ROWS |
————————

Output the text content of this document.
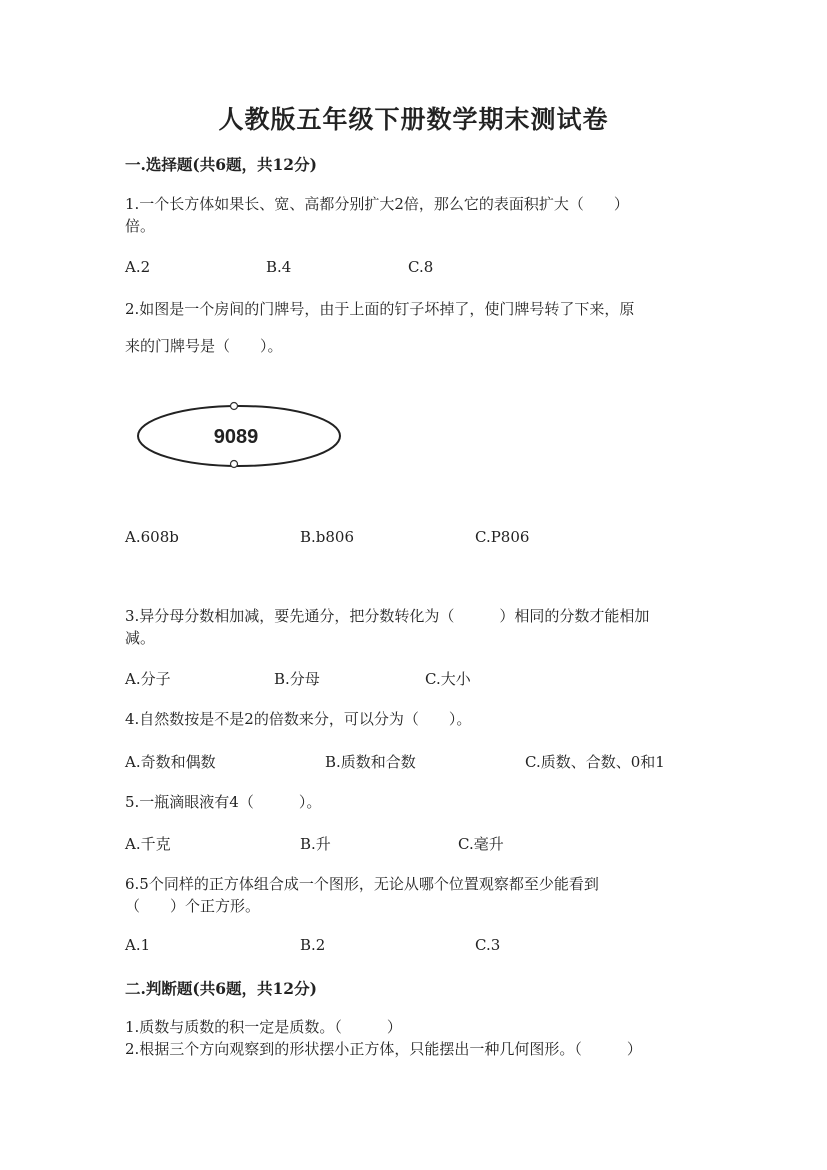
人教版五年级下册数学期末测试卷
一.选择题(共6题，共12分)
1.一个长方体如果长、宽、高都分别扩大2倍，那么它的表面积扩大（　　）
倍。
A.2	B.4	C.8
2.如图是一个房间的门牌号，由于上面的钉子坏掉了，使门牌号转了下来，原
来的门牌号是（　　）。
9089
A.608b	B.b806	C.P806
3.异分母分数相加减，要先通分，把分数转化为（　　　）相同的分数才能相加
减。
A.分子	B.分母	C.大小
4.自然数按是不是2的倍数来分，可以分为（　　）。
A.奇数和偶数	B.质数和合数	C.质数、合数、0和1
5.一瓶滴眼液有4（　　　）。
A.千克	B.升	C.毫升
6.5个同样的正方体组合成一个图形，无论从哪个位置观察都至少能看到
（　　）个正方形。
A.1	B.2	C.3
二.判断题(共6题，共12分)
1.质数与质数的积一定是质数。（　　　）
2.根据三个方向观察到的形状摆小正方体，只能摆出一种几何图形。（　　　）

————————

Copy the listing exactly. Any image in it stays out of the copy.

ANSWER BELOW |
Output the text content of this document.
人教版五年级下册数学期末测试卷
一.选择题(共6题，共12分)
1.一个长方体如果长、宽、高都分别扩大2倍，那么它的表面积扩大（　　）
倍。
A.2	B.4	C.8
2.如图是一个房间的门牌号，由于上面的钉子坏掉了，使门牌号转了下来，原
来的门牌号是（　　）。
9089
A.608b	B.b806	C.P806
3.异分母分数相加减，要先通分，把分数转化为（　　　）相同的分数才能相加
减。
A.分子	B.分母	C.大小
4.自然数按是不是2的倍数来分，可以分为（　　）。
A.奇数和偶数	B.质数和合数	C.质数、合数、0和1
5.一瓶滴眼液有4（　　　）。
A.千克	B.升	C.毫升
6.5个同样的正方体组合成一个图形，无论从哪个位置观察都至少能看到
（　　）个正方形。
A.1	B.2	C.3
二.判断题(共6题，共12分)
1.质数与质数的积一定是质数。（　　　）
2.根据三个方向观察到的形状摆小正方体，只能摆出一种几何图形。（　　　）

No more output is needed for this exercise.